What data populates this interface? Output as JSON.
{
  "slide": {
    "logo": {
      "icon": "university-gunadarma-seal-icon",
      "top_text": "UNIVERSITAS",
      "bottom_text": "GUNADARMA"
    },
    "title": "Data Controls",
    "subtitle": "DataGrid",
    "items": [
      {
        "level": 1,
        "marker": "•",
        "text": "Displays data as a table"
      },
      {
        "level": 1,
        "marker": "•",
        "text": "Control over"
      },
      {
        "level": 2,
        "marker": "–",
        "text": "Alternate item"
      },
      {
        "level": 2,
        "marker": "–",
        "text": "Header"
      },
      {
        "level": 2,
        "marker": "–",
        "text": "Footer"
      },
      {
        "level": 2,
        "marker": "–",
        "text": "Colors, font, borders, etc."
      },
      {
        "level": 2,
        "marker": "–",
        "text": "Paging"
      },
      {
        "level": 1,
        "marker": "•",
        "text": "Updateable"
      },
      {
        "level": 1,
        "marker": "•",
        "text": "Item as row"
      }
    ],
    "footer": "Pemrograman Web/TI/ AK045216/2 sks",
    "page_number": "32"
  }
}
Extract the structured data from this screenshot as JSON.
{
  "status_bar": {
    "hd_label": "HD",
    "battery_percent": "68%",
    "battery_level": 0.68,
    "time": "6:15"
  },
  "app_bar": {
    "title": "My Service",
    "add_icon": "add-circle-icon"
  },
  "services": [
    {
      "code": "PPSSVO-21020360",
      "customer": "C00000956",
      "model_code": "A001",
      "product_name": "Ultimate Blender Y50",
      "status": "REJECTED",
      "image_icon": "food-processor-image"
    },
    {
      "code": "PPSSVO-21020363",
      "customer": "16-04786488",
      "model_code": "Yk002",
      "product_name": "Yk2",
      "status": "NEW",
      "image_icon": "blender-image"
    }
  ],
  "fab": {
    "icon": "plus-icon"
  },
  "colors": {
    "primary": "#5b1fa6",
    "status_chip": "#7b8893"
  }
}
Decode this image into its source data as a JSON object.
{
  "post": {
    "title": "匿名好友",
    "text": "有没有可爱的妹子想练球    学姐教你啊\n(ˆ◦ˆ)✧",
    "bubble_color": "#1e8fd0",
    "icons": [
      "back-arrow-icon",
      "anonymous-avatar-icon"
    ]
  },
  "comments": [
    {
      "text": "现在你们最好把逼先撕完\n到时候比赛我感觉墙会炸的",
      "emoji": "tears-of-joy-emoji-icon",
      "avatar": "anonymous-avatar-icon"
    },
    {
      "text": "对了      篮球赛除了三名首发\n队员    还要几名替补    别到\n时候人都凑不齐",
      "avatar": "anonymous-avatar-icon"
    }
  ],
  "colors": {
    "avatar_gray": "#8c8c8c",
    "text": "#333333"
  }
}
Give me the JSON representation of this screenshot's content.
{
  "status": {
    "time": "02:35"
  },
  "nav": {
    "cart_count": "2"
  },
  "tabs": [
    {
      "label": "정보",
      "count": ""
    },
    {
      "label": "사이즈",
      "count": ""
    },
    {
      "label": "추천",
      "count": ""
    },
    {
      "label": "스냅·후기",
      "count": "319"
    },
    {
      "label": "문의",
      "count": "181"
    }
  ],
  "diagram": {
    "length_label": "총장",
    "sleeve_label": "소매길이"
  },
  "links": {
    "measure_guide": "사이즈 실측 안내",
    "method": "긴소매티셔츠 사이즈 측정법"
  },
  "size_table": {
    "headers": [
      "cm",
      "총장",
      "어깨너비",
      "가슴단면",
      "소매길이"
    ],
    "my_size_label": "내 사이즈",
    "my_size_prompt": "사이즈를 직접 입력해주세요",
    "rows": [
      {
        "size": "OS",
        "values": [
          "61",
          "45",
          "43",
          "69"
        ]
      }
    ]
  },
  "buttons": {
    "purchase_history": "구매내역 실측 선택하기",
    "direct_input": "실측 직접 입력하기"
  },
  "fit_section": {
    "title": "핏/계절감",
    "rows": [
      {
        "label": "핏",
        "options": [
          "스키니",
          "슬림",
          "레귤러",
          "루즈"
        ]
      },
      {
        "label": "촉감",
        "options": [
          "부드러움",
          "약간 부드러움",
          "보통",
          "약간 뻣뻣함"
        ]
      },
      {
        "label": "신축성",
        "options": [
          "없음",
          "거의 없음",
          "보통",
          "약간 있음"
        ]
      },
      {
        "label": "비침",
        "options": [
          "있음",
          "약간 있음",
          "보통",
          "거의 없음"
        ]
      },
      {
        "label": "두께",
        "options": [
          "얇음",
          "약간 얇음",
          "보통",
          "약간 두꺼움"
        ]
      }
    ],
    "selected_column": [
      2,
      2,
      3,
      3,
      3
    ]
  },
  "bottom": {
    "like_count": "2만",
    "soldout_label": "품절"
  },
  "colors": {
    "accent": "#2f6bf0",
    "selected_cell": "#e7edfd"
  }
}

###

**OBJECTIVE:** Reproduce each record shown above without altering a single word.

**EXPECTED ANSWER:**
What data populates this interface? Output as JSON.
{
  "slide": {
    "logo": {
      "icon": "university-gunadarma-seal-icon",
      "top_text": "UNIVERSITAS",
      "bottom_text": "GUNADARMA"
    },
    "title": "Data Controls",
    "subtitle": "DataGrid",
    "items": [
      {
        "level": 1,
        "marker": "•",
        "text": "Displays data as a table"
      },
      {
        "level": 1,
        "marker": "•",
        "text": "Control over"
      },
      {
        "level": 2,
        "marker": "–",
        "text": "Alternate item"
      },
      {
        "level": 2,
        "marker": "–",
        "text": "Header"
      },
      {
        "level": 2,
        "marker": "–",
        "text": "Footer"
      },
      {
        "level": 2,
        "marker": "–",
        "text": "Colors, font, borders, etc."
      },
      {
        "level": 2,
        "marker": "–",
        "text": "Paging"
      },
      {
        "level": 1,
        "marker": "•",
        "text": "Updateable"
      },
      {
        "level": 1,
        "marker": "•",
        "text": "Item as row"
      }
    ],
    "footer": "Pemrograman Web/TI/ AK045216/2 sks",
    "page_number": "32"
  }
}
Extract the structured data from this screenshot as JSON.
{
  "status_bar": {
    "hd_label": "HD",
    "battery_percent": "68%",
    "battery_level": 0.68,
    "time": "6:15"
  },
  "app_bar": {
    "title": "My Service",
    "add_icon": "add-circle-icon"
  },
  "services": [
    {
      "code": "PPSSVO-21020360",
      "customer": "C00000956",
      "model_code": "A001",
      "product_name": "Ultimate Blender Y50",
      "status": "REJECTED",
      "image_icon": "food-processor-image"
    },
    {
      "code": "PPSSVO-21020363",
      "customer": "16-04786488",
      "model_code": "Yk002",
      "product_name": "Yk2",
      "status": "NEW",
      "image_icon": "blender-image"
    }
  ],
  "fab": {
    "icon": "plus-icon"
  },
  "colors": {
    "primary": "#5b1fa6",
    "status_chip": "#7b8893"
  }
}
Decode this image into its source data as a JSON object.
{
  "post": {
    "title": "匿名好友",
    "text": "有没有可爱的妹子想练球    学姐教你啊\n(ˆ◦ˆ)✧",
    "bubble_color": "#1e8fd0",
    "icons": [
      "back-arrow-icon",
      "anonymous-avatar-icon"
    ]
  },
  "comments": [
    {
      "text": "现在你们最好把逼先撕完\n到时候比赛我感觉墙会炸的",
      "emoji": "tears-of-joy-emoji-icon",
      "avatar": "anonymous-avatar-icon"
    },
    {
      "text": "对了      篮球赛除了三名首发\n队员    还要几名替补    别到\n时候人都凑不齐",
      "avatar": "anonymous-avatar-icon"
    }
  ],
  "colors": {
    "avatar_gray": "#8c8c8c",
    "text": "#333333"
  }
}
Give me the JSON representation of this screenshot's content.
{
  "status": {
    "time": "02:35"
  },
  "nav": {
    "cart_count": "2"
  },
  "tabs": [
    {
      "label": "정보",
      "count": ""
    },
    {
      "label": "사이즈",
      "count": ""
    },
    {
      "label": "추천",
      "count": ""
    },
    {
      "label": "스냅·후기",
      "count": "319"
    },
    {
      "label": "문의",
      "count": "181"
    }
  ],
  "diagram": {
    "length_label": "총장",
    "sleeve_label": "소매길이"
  },
  "links": {
    "measure_guide": "사이즈 실측 안내",
    "method": "긴소매티셔츠 사이즈 측정법"
  },
  "size_table": {
    "headers": [
      "cm",
      "총장",
      "어깨너비",
      "가슴단면",
      "소매길이"
    ],
    "my_size_label": "내 사이즈",
    "my_size_prompt": "사이즈를 직접 입력해주세요",
    "rows": [
      {
        "size": "OS",
        "values": [
          "61",
          "45",
          "43",
          "69"
        ]
      }
    ]
  },
  "buttons": {
    "purchase_history": "구매내역 실측 선택하기",
    "direct_input": "실측 직접 입력하기"
  },
  "fit_section": {
    "title": "핏/계절감",
    "rows": [
      {
        "label": "핏",
        "options": [
          "스키니",
          "슬림",
          "레귤러",
          "루즈"
        ]
      },
      {
        "label": "촉감",
        "options": [
          "부드러움",
          "약간 부드러움",
          "보통",
          "약간 뻣뻣함"
        ]
      },
      {
        "label": "신축성",
        "options": [
          "없음",
          "거의 없음",
          "보통",
          "약간 있음"
        ]
      },
      {
        "label": "비침",
        "options": [
          "있음",
          "약간 있음",
          "보통",
          "거의 없음"
        ]
      },
      {
        "label": "두께",
        "options": [
          "얇음",
          "약간 얇음",
          "보통",
          "약간 두꺼움"
        ]
      }
    ],
    "selected_column": [
      2,
      2,
      3,
      3,
      3
    ]
  },
  "bottom": {
    "like_count": "2만",
    "soldout_label": "품절"
  },
  "colors": {
    "accent": "#2f6bf0",
    "selected_cell": "#e7edfd"
  }
}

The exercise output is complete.